- **Quoted passage**
-- Opening Marker --

For any refrigeration system to function properly and cool the required space, a set amount of energy must be removed from the space.  For example, assume an A/C system has a cooling capacity of 1 ton, using a scroll pump operating at a constant RPM, with a condenser and evaporator that are both designed to operate at exactly 1-ton cooling capacity with a dT of 10˚C.  For one hour of continuous operation, the total heat transfer achieved by the evaporator is 1 ton-hour, or 3.5 kW-hours of heat energy removed from the dwelling (note that 1 ton ≈ 3.5 kW). However, when the requirement for cooling is reduced to half (1.75 kW-hours), this traditional system can only operate at the 1-ton capacity and will cycle on and off to reach the desired amount of heat transfer, operating for only 30 minutes each hour while using the same RPM, dT of 10˚C, and cooling rate of 1 ton.

-- Closing Marker --

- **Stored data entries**
-- Opening Marker --

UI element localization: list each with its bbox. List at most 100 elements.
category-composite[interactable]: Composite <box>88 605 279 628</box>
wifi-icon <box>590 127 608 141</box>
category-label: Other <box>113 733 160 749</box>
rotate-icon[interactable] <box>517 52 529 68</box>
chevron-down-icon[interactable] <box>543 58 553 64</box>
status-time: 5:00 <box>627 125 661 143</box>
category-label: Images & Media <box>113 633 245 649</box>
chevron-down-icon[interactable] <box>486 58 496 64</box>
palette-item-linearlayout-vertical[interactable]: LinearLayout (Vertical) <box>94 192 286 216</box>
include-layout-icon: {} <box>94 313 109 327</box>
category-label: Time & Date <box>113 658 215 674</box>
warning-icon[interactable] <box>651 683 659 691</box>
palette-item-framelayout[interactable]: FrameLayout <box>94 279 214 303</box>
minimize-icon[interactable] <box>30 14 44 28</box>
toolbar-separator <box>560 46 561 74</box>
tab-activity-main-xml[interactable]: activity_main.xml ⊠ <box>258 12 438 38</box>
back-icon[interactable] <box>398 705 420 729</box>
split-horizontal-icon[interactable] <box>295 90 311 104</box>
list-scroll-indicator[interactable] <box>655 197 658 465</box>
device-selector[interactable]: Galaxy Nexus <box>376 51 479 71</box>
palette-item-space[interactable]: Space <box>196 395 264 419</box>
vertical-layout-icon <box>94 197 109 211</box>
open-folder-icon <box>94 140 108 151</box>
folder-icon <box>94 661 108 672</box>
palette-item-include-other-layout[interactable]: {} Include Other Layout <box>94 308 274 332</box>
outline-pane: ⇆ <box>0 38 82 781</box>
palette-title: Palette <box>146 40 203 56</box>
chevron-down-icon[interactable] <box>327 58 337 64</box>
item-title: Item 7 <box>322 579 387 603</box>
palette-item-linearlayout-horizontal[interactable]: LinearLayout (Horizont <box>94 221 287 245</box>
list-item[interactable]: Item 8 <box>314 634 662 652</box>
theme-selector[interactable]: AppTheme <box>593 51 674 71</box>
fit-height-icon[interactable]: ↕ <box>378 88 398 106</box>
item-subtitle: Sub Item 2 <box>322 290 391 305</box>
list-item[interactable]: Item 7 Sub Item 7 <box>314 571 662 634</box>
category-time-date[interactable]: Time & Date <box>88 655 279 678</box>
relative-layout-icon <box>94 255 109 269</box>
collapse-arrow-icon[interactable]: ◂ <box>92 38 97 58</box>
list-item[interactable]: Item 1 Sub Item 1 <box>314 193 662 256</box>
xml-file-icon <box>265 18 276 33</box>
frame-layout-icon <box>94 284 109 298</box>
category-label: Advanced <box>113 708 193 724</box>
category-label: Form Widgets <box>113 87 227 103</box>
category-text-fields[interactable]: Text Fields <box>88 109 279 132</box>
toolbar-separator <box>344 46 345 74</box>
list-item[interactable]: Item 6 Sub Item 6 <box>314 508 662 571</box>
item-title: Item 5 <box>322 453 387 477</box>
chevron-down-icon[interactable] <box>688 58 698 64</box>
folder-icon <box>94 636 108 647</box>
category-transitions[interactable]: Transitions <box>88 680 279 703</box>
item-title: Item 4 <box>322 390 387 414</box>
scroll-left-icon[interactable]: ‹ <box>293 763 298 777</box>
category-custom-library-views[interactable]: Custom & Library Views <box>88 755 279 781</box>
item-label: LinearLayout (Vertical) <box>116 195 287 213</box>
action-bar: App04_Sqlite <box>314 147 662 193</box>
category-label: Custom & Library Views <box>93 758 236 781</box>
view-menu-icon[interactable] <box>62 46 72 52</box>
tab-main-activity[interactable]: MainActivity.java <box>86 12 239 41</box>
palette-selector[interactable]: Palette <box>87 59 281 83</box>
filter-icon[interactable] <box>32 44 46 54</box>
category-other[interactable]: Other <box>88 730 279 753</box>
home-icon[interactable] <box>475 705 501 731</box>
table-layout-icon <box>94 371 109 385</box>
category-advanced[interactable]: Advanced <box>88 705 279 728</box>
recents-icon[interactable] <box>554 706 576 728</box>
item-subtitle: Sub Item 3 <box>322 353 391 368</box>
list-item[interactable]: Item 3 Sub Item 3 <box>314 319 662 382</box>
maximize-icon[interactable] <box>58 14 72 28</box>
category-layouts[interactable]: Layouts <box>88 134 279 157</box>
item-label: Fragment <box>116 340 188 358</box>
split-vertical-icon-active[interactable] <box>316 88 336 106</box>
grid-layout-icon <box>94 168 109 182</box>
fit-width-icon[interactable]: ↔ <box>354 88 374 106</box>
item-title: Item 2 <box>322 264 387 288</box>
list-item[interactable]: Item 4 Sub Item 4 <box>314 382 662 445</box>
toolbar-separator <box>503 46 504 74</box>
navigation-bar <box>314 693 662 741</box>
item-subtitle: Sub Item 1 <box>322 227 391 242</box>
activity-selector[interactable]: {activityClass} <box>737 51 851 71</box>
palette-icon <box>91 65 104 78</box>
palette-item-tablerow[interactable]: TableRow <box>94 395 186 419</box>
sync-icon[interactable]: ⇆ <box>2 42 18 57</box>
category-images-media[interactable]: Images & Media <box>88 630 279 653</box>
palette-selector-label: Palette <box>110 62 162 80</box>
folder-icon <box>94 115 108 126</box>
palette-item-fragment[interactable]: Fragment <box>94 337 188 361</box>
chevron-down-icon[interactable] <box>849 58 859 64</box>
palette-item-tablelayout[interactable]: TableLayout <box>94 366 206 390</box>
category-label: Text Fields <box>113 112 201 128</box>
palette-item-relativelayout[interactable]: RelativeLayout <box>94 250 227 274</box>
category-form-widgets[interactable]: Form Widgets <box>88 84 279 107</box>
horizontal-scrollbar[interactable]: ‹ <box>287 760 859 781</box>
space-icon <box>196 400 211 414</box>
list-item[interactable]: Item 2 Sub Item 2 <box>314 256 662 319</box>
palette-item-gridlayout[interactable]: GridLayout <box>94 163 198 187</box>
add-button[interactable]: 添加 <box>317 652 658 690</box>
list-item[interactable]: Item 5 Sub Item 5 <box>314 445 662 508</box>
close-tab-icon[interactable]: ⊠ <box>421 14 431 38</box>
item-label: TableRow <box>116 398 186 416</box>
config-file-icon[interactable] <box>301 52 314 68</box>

-- Closing Marker --

- **Tasks and exercises**
1) Answer these questions about the passage on refrigeration cooling capacity:
(a) What type of pump does the example A/C system use?
(b) How much heat energy does the evaporator remove in one hour of continuous operation?
(c) When the cooling requirement drops to half, for how many minutes each hour does the traditional system operate?
2) Carry on the passage on refrigeration cooling capacity from its last sentence.

- **Answers**
1)
(a) A scroll pump operating at a constant RPM.
(b) 1 ton-hour, or 3.5 kW-hours of heat energy.
(c) 30 minutes.

2)
In contrast, a compressor designed to operate continuously with variable RPM could match the 1-ton rate with a dT of 10˚C when high cooling capacity is required but would reduce to 1/2-ton cooling capacity when the cooling demand decreases to half. This lower rate of continuous cooling would be achieved by decreasing the dT to 5˚C for both the condenser and the evaporator. This smaller dT for the condenser and evaporator allows the compressor pressure ratio to decrease and operate at reduced RPM, requiring less work input and increasing the COP of the entire A/C system while avoiding the inefficiencies associated with start-up and shut-down of an on-off cycle.

Conclusion

Current A/C compressors have two major design flaws that lead to inefficiencies:  1) They are unable to modulate the RPM of the motor driving the compressor pump, therefore cooling capacity is adjusted with an on / off / on method, and 2) current A/C compressors also require a lubricant in the form of oil be added to the refrigerant.  Both requirements greatly reduce the COP of the entire A/C system.  An oil-less A/C compressor that could operate at variable RPMs would greatly increase the efficiency of the A/C system and possibly double the COP, drastically reducing electrical consumption and cost.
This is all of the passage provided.